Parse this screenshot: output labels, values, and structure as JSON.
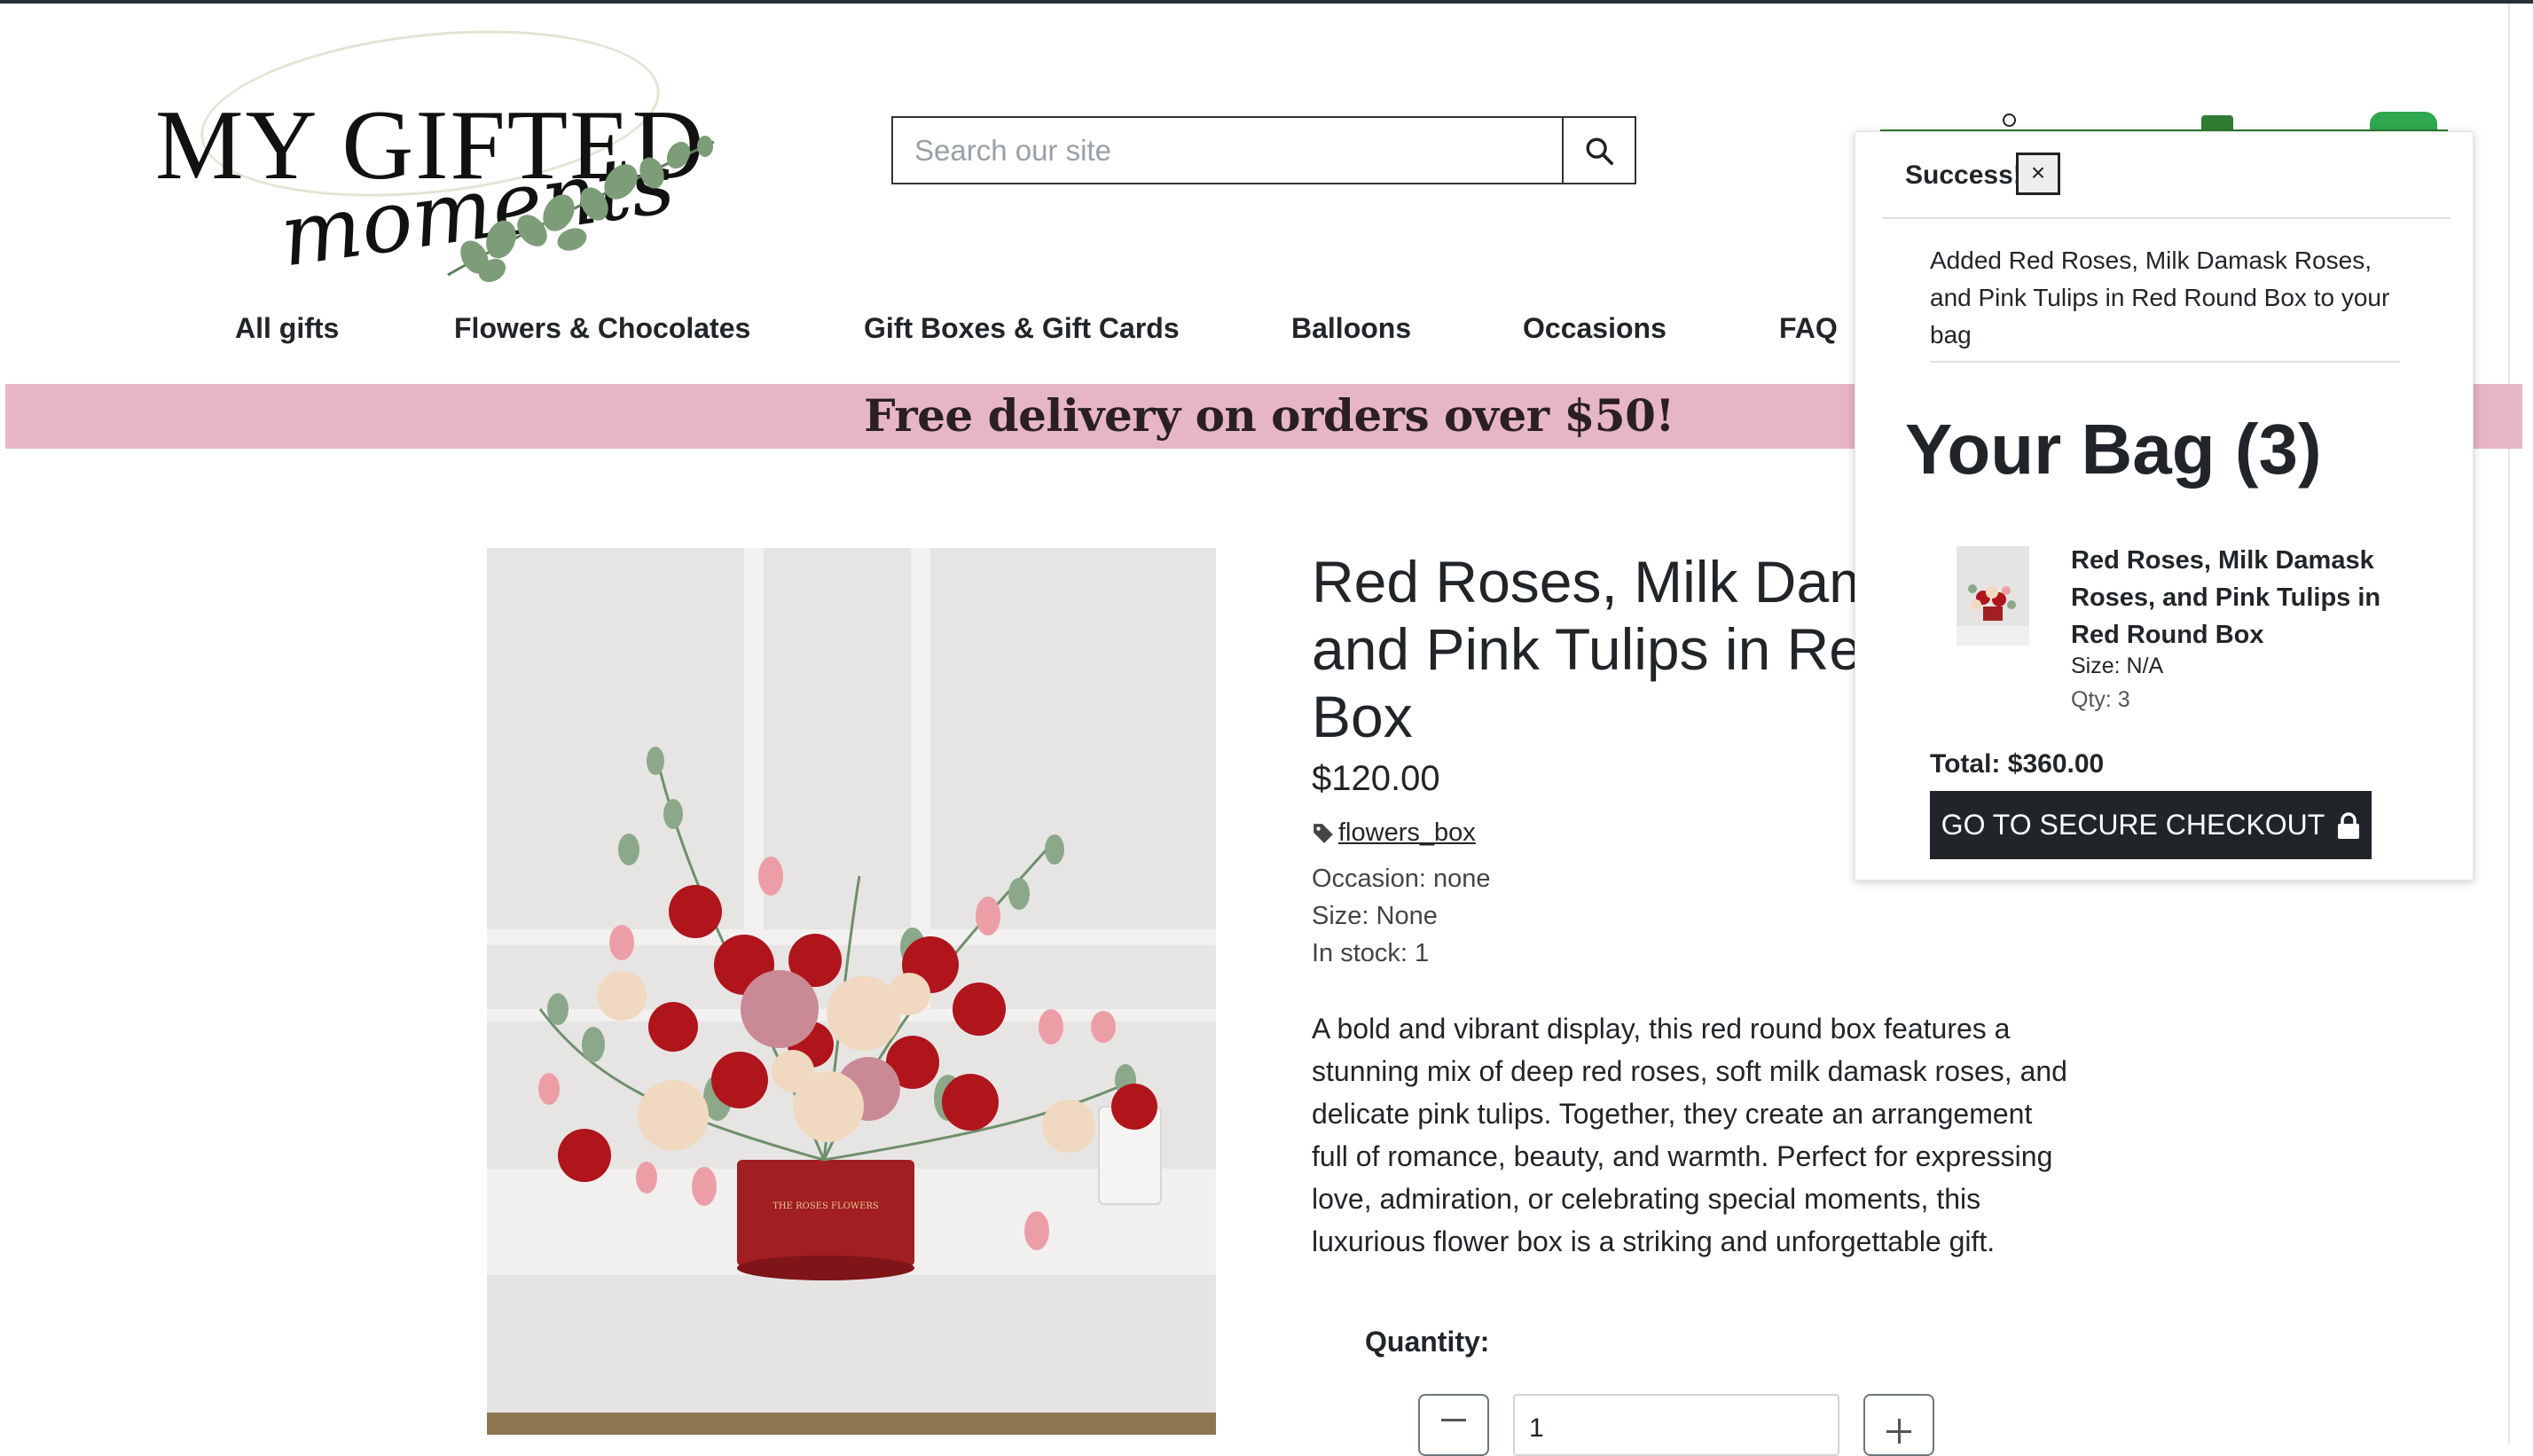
{
  "header": {
    "logo_text_top": "MY GIFTED",
    "logo_text_bottom": "moments",
    "search_placeholder": "Search our site",
    "icons": [
      "search-icon"
    ]
  },
  "nav": {
    "items": [
      "All gifts",
      "Flowers & Chocolates",
      "Gift Boxes & Gift Cards",
      "Balloons",
      "Occasions",
      "FAQ"
    ]
  },
  "banner": {
    "text": "Free delivery on orders over $50!"
  },
  "product": {
    "title": "Red Roses, Milk Damask Roses, and Pink Tulips in Red Round Box",
    "price": "$120.00",
    "tag": "flowers_box",
    "occasion": "Occasion: none",
    "size": "Size: None",
    "stock": "In stock: 1",
    "description": "A bold and vibrant display, this red round box features a stunning mix of deep red roses, soft milk damask roses, and delicate pink tulips. Together, they create an arrangement full of romance, beauty, and warmth. Perfect for expressing love, admiration, or celebrating special moments, this luxurious flower box is a striking and unforgettable gift.",
    "quantity_label": "Quantity:",
    "quantity_value": "1",
    "box_text": "THE ROSES FLOWERS"
  },
  "bag_popup": {
    "success": "Success!",
    "close": "×",
    "added_message": "Added Red Roses, Milk Damask Roses, and Pink Tulips in Red Round Box to your bag",
    "title": "Your Bag (3)",
    "item": {
      "name": "Red Roses, Milk Damask Roses, and Pink Tulips in Red Round Box",
      "size": "Size: N/A",
      "qty": "Qty: 3"
    },
    "total": "Total: $360.00",
    "checkout_label": "GO TO SECURE CHECKOUT"
  },
  "colors": {
    "banner": "#e7b6c5",
    "checkout": "#212529",
    "accent_green": "#2e7d32"
  }
}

◆ **GIVEN REQUEST**
Omit every picture, and otherwise quote the entries exactly.

◆ **COMPLETE RESPONSE**
Parse this screenshot: output labels, values, and structure as JSON.
{
  "header": {
    "logo_text_top": "MY GIFTED",
    "logo_text_bottom": "moments",
    "search_placeholder": "Search our site",
    "icons": [
      "search-icon"
    ]
  },
  "nav": {
    "items": [
      "All gifts",
      "Flowers & Chocolates",
      "Gift Boxes & Gift Cards",
      "Balloons",
      "Occasions",
      "FAQ"
    ]
  },
  "banner": {
    "text": "Free delivery on orders over $50!"
  },
  "product": {
    "title": "Red Roses, Milk Damask Roses, and Pink Tulips in Red Round Box",
    "price": "$120.00",
    "tag": "flowers_box",
    "occasion": "Occasion: none",
    "size": "Size: None",
    "stock": "In stock: 1",
    "description": "A bold and vibrant display, this red round box features a stunning mix of deep red roses, soft milk damask roses, and delicate pink tulips. Together, they create an arrangement full of romance, beauty, and warmth. Perfect for expressing love, admiration, or celebrating special moments, this luxurious flower box is a striking and unforgettable gift.",
    "quantity_label": "Quantity:",
    "quantity_value": "1",
    "box_text": "THE ROSES FLOWERS"
  },
  "bag_popup": {
    "success": "Success!",
    "close": "×",
    "added_message": "Added Red Roses, Milk Damask Roses, and Pink Tulips in Red Round Box to your bag",
    "title": "Your Bag (3)",
    "item": {
      "name": "Red Roses, Milk Damask Roses, and Pink Tulips in Red Round Box",
      "size": "Size: N/A",
      "qty": "Qty: 3"
    },
    "total": "Total: $360.00",
    "checkout_label": "GO TO SECURE CHECKOUT"
  },
  "colors": {
    "banner": "#e7b6c5",
    "checkout": "#212529",
    "accent_green": "#2e7d32"
  }
}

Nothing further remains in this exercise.